Copy out lines with the word "ylabel" from the material that follows.
-- BEGIN --
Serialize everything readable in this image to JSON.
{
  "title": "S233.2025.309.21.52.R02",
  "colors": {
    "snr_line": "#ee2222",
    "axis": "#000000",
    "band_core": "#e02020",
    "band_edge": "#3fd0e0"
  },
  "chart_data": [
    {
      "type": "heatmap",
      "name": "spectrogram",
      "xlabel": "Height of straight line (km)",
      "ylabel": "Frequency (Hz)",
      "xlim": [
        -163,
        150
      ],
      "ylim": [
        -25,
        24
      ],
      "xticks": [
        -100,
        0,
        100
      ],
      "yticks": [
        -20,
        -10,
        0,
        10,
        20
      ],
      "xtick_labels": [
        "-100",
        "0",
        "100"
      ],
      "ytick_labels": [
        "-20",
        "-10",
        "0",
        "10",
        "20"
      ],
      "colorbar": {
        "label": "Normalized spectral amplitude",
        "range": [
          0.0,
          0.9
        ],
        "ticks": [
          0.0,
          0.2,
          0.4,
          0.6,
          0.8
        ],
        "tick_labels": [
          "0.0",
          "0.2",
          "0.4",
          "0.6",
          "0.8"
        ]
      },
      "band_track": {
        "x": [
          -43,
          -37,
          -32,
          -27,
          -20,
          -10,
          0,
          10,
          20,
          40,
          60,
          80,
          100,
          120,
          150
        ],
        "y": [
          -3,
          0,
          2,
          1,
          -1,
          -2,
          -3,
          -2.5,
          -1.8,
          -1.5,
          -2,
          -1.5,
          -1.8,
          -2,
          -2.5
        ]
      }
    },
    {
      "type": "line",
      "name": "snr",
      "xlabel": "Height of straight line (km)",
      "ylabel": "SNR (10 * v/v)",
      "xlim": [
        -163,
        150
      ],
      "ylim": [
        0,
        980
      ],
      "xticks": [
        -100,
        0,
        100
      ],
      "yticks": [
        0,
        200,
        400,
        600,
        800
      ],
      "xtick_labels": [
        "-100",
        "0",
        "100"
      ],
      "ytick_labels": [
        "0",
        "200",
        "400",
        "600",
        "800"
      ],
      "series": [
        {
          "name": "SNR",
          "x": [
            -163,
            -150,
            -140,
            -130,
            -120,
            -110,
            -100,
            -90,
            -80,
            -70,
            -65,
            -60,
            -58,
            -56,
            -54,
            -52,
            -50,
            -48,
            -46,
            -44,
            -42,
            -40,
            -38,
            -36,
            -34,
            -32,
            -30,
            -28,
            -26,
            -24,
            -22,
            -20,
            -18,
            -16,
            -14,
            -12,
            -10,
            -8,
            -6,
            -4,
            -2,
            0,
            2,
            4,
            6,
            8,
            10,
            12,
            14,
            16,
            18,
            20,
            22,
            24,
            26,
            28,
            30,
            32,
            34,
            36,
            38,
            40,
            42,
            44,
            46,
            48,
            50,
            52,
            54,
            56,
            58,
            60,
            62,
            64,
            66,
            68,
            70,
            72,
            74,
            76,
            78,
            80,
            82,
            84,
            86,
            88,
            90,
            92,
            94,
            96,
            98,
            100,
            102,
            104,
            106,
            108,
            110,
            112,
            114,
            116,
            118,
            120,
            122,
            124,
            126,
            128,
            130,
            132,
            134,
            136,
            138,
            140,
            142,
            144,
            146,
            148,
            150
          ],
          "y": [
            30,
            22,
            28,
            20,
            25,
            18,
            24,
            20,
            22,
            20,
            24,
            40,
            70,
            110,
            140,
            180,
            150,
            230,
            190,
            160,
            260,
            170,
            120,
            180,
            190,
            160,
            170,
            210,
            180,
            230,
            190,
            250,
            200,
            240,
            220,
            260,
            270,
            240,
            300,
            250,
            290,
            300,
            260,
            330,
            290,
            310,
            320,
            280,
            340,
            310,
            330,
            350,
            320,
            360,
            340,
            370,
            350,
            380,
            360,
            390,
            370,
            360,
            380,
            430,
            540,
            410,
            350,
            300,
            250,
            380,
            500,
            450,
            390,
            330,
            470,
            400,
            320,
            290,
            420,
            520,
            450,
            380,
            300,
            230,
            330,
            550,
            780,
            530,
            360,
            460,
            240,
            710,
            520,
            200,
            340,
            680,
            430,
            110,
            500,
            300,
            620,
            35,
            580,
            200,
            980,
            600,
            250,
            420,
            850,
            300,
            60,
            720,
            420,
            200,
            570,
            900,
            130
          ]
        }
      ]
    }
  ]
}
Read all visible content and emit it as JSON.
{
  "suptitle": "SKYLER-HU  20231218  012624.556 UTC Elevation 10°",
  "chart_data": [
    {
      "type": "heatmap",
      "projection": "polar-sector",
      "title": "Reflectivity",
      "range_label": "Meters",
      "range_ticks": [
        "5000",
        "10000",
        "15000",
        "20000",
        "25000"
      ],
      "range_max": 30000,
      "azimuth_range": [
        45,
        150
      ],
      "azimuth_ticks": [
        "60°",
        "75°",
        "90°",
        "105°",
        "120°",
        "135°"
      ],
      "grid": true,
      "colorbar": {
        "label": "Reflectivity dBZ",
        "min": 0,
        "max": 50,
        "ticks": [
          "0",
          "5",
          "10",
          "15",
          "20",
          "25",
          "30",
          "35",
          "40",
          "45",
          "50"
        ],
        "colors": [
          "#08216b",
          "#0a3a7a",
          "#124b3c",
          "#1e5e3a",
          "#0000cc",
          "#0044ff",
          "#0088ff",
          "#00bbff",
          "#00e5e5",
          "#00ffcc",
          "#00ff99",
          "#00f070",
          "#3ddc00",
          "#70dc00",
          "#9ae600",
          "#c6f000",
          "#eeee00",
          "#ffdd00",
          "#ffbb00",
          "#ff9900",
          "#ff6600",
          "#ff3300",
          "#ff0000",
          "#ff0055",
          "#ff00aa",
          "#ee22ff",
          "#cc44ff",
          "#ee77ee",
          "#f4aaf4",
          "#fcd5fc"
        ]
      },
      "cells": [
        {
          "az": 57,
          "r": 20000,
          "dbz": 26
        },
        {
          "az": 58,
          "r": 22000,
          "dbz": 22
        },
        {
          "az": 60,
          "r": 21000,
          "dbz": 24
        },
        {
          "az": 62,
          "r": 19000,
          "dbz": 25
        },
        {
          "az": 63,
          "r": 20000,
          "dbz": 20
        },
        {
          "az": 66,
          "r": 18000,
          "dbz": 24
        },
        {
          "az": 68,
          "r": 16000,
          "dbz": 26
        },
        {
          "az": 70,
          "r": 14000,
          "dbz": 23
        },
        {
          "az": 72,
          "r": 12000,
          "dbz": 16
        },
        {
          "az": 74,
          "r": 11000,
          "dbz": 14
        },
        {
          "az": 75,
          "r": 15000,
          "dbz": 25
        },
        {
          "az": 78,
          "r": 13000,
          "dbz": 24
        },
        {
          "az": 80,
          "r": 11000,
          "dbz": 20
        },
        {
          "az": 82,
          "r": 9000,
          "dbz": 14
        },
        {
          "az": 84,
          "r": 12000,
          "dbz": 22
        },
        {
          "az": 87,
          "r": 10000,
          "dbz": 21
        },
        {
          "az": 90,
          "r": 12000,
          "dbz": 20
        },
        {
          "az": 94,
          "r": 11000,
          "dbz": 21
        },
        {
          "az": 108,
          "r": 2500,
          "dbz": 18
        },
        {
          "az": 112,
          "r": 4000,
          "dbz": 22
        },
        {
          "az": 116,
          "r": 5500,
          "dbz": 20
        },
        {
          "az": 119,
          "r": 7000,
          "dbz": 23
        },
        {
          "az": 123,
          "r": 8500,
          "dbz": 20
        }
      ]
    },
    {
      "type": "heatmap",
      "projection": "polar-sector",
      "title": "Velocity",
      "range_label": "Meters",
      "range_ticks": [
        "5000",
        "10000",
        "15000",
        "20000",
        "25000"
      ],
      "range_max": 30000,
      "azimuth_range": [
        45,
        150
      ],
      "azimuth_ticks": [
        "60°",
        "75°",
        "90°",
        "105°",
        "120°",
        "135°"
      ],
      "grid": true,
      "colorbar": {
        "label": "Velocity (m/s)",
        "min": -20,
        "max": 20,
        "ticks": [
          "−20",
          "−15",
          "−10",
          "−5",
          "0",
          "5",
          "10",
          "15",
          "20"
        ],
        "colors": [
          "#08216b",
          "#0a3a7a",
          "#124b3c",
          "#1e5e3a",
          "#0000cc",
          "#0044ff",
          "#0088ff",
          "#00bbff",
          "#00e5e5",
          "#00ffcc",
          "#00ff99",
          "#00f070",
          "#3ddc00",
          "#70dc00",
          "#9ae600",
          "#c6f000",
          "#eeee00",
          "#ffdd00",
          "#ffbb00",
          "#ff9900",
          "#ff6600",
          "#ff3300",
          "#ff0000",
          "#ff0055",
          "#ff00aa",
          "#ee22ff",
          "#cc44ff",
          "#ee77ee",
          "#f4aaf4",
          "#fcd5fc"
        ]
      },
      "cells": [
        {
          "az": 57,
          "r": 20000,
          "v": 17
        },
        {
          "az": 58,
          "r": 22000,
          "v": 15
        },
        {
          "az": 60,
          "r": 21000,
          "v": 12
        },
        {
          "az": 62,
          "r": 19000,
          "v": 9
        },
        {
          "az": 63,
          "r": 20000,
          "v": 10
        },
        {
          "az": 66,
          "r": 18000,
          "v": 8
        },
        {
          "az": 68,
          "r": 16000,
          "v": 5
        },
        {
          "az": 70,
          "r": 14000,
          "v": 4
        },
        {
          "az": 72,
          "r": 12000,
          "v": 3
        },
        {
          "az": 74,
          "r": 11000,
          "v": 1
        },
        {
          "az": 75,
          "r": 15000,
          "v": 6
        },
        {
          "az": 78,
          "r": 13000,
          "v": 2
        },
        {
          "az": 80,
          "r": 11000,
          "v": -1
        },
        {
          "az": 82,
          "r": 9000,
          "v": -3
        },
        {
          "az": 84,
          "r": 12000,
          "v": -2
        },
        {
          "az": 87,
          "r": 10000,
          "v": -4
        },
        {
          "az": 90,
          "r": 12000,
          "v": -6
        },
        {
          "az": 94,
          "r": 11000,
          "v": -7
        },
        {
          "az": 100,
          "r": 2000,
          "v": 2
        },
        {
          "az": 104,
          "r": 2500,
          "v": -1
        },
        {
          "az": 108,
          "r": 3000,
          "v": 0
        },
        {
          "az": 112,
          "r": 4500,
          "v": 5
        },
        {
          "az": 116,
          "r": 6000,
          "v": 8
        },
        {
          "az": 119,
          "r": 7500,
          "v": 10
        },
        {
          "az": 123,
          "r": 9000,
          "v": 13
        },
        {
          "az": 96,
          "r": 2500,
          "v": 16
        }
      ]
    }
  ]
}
-- END --
## Answer to the task
      "ylabel": "Frequency (Hz)",
      "ylabel": "SNR (10 * v/v)",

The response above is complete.